begin
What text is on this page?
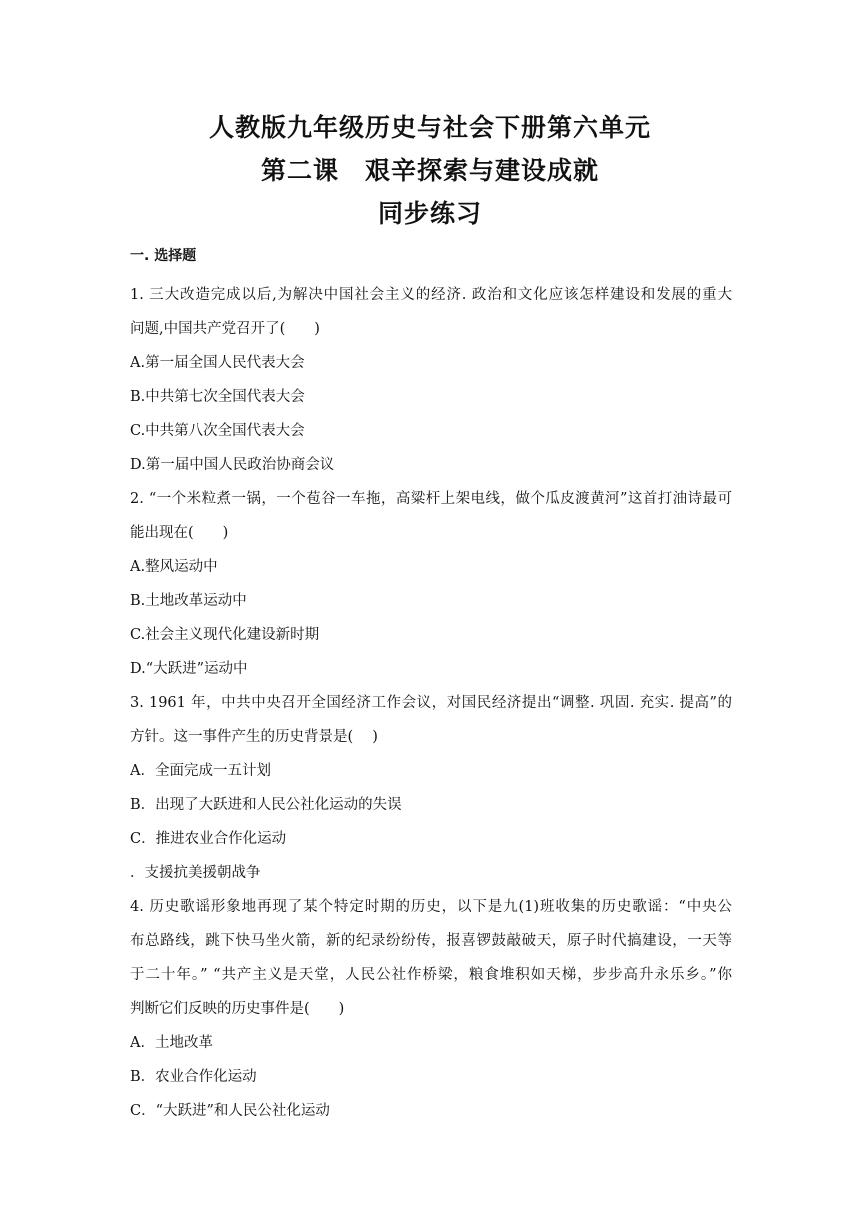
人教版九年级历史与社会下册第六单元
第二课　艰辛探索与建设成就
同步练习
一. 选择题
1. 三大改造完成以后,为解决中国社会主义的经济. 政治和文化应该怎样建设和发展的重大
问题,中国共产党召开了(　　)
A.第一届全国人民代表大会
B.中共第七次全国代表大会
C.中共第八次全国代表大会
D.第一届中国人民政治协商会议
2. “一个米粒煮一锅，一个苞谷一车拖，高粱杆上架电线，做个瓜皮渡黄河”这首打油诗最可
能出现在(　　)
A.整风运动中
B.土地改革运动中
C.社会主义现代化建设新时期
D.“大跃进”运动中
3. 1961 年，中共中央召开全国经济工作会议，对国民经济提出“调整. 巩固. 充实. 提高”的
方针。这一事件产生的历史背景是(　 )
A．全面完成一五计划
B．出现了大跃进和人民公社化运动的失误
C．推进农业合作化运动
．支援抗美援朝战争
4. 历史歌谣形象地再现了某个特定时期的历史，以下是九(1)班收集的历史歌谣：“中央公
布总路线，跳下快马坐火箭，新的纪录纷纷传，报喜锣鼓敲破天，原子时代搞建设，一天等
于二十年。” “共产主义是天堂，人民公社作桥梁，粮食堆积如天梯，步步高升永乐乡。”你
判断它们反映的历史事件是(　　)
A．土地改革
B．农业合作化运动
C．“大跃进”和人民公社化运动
end
• [AIM]
Output each line exactly; omit every picture.

• [RESPONSE]
What text is on this page?
人教版九年级历史与社会下册第六单元
第二课　艰辛探索与建设成就
同步练习
一. 选择题
1. 三大改造完成以后,为解决中国社会主义的经济. 政治和文化应该怎样建设和发展的重大
问题,中国共产党召开了(　　)
A.第一届全国人民代表大会
B.中共第七次全国代表大会
C.中共第八次全国代表大会
D.第一届中国人民政治协商会议
2. “一个米粒煮一锅，一个苞谷一车拖，高粱杆上架电线，做个瓜皮渡黄河”这首打油诗最可
能出现在(　　)
A.整风运动中
B.土地改革运动中
C.社会主义现代化建设新时期
D.“大跃进”运动中
3. 1961 年，中共中央召开全国经济工作会议，对国民经济提出“调整. 巩固. 充实. 提高”的
方针。这一事件产生的历史背景是(　 )
A．全面完成一五计划
B．出现了大跃进和人民公社化运动的失误
C．推进农业合作化运动
．支援抗美援朝战争
4. 历史歌谣形象地再现了某个特定时期的历史，以下是九(1)班收集的历史歌谣：“中央公
布总路线，跳下快马坐火箭，新的纪录纷纷传，报喜锣鼓敲破天，原子时代搞建设，一天等
于二十年。” “共产主义是天堂，人民公社作桥梁，粮食堆积如天梯，步步高升永乐乡。”你
判断它们反映的历史事件是(　　)
A．土地改革
B．农业合作化运动
C．“大跃进”和人民公社化运动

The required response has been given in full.